- SUPPLIED ENTRIES
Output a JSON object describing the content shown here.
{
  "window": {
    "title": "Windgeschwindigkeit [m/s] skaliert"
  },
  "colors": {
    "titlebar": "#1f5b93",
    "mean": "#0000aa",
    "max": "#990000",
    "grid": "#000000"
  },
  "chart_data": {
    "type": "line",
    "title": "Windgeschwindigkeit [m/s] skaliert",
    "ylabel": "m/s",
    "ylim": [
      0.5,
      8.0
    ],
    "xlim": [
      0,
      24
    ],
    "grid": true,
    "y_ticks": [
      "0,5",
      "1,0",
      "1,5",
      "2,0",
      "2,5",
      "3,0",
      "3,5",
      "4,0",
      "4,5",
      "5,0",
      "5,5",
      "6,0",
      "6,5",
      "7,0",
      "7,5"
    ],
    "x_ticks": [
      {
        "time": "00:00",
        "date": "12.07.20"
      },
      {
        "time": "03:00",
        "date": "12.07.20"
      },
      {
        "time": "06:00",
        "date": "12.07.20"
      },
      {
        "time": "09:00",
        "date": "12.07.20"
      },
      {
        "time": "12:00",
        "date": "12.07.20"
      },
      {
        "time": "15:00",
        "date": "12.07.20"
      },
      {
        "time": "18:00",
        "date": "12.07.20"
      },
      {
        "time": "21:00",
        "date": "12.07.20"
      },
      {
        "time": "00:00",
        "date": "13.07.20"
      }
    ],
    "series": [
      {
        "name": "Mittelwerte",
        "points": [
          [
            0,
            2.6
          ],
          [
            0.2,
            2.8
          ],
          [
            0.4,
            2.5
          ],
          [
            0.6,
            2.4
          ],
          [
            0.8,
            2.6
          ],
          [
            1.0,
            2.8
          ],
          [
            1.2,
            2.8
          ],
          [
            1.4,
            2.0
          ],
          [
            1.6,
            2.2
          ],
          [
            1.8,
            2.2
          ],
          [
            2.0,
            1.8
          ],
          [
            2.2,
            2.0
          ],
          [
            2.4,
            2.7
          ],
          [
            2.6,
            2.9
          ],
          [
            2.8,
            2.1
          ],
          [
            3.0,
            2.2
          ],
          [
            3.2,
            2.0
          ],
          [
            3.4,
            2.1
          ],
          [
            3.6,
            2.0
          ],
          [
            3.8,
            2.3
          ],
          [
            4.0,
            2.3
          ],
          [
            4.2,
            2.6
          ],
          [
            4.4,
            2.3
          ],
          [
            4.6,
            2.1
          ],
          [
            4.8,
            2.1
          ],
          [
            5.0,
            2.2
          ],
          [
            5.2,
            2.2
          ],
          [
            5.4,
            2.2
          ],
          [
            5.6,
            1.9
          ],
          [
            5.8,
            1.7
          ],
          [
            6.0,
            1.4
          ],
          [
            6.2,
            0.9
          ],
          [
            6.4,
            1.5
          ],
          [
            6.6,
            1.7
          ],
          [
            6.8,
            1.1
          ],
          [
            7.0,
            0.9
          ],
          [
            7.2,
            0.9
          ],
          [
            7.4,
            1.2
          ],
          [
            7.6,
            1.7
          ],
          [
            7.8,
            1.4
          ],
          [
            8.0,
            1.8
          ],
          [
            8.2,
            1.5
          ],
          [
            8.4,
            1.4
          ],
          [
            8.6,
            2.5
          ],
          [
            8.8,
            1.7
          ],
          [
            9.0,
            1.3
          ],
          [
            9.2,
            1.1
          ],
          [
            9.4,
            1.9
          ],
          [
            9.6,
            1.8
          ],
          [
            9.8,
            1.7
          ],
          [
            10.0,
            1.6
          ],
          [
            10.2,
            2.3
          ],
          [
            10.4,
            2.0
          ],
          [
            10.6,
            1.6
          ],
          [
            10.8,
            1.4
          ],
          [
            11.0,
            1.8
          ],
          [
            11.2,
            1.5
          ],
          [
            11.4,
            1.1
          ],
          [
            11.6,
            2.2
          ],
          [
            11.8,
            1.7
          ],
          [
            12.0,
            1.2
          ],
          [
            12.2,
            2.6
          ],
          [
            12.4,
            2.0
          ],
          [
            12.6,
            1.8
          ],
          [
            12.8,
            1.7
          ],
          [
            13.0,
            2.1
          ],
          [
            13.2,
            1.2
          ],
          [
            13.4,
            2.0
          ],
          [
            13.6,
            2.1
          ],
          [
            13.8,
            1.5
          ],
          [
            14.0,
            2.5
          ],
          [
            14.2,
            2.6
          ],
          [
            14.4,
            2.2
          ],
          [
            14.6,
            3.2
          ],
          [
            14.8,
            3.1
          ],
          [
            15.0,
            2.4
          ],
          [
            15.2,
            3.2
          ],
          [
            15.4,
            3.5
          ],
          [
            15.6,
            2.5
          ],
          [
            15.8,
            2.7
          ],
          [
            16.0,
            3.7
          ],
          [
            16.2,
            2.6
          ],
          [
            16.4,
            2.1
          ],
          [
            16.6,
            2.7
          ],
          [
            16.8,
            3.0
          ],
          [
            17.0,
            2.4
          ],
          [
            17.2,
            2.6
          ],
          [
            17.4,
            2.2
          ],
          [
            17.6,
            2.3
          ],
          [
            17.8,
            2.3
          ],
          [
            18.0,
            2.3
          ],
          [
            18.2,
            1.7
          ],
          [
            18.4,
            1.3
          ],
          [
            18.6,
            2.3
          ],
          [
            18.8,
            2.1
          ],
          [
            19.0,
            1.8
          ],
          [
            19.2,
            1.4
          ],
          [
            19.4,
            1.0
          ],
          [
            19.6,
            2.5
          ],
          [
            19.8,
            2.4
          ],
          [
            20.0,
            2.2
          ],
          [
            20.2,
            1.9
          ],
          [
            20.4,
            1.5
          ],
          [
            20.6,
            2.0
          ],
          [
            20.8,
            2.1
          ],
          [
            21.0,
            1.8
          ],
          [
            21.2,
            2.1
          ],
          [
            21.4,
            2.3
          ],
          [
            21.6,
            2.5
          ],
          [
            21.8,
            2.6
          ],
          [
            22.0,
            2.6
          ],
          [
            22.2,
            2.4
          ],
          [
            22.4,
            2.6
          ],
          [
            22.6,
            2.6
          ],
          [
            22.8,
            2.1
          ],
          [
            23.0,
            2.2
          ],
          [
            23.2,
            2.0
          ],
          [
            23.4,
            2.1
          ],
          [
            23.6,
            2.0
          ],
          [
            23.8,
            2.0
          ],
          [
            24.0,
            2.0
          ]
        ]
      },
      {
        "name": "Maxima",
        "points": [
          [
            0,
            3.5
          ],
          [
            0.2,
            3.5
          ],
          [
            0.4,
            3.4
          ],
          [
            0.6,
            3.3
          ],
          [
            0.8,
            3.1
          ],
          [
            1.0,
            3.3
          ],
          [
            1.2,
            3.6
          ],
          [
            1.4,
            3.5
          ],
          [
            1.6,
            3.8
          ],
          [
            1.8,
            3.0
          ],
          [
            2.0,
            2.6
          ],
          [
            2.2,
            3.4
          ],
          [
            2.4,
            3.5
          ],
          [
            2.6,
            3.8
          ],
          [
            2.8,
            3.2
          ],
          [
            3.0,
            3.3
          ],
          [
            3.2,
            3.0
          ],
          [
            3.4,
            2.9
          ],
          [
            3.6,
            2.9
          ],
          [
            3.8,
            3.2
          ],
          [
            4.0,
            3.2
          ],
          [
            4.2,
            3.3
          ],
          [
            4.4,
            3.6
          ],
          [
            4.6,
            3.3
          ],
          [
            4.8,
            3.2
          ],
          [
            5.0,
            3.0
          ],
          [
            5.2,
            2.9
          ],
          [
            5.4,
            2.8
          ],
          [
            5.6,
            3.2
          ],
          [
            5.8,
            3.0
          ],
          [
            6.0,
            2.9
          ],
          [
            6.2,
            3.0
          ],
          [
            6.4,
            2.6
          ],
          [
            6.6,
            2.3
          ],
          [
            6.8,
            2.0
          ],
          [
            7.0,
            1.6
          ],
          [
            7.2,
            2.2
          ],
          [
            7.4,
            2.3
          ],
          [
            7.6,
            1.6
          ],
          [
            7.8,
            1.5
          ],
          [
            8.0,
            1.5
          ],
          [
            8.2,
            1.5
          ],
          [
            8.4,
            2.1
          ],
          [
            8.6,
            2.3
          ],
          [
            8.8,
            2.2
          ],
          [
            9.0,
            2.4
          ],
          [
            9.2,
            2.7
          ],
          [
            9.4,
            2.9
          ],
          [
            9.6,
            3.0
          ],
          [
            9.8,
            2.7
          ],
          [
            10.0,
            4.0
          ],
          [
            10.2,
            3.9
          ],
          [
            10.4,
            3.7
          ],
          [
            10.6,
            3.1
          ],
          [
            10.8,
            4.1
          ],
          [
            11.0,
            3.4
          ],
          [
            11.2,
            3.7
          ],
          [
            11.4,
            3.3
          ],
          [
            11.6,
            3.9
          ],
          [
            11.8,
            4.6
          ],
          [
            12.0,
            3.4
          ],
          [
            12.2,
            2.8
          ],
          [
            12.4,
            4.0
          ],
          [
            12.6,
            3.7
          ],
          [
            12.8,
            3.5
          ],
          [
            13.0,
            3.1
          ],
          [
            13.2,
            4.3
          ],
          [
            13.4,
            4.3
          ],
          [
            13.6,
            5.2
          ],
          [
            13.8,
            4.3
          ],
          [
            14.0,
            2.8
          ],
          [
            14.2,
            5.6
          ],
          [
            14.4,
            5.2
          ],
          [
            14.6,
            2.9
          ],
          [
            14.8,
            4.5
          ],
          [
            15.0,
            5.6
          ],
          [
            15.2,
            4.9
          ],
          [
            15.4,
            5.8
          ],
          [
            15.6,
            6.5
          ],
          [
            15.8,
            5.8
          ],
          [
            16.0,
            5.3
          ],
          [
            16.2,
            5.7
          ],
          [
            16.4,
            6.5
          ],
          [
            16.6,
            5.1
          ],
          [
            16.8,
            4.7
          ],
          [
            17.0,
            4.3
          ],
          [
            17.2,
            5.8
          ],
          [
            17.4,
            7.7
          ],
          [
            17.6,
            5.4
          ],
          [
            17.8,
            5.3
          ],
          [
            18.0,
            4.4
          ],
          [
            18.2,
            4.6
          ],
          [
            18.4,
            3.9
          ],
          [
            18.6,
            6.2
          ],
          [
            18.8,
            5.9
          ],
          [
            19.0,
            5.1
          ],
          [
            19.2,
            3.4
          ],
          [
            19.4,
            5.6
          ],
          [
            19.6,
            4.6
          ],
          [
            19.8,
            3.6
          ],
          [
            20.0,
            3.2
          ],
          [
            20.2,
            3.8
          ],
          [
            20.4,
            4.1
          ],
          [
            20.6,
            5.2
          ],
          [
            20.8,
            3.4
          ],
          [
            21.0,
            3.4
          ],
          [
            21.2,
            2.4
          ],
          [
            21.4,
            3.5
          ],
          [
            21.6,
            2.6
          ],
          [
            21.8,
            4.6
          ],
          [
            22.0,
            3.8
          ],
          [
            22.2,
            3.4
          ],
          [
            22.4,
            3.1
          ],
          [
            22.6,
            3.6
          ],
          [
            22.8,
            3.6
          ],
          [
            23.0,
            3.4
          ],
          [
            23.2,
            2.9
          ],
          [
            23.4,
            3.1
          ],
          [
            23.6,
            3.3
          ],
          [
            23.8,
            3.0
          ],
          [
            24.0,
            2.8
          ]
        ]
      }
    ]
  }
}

- GIVEN INSTRUCTION
How many lines in the entries contain the string "time"? Answer with the number only.

- REPLY TO THE EXERCISE
9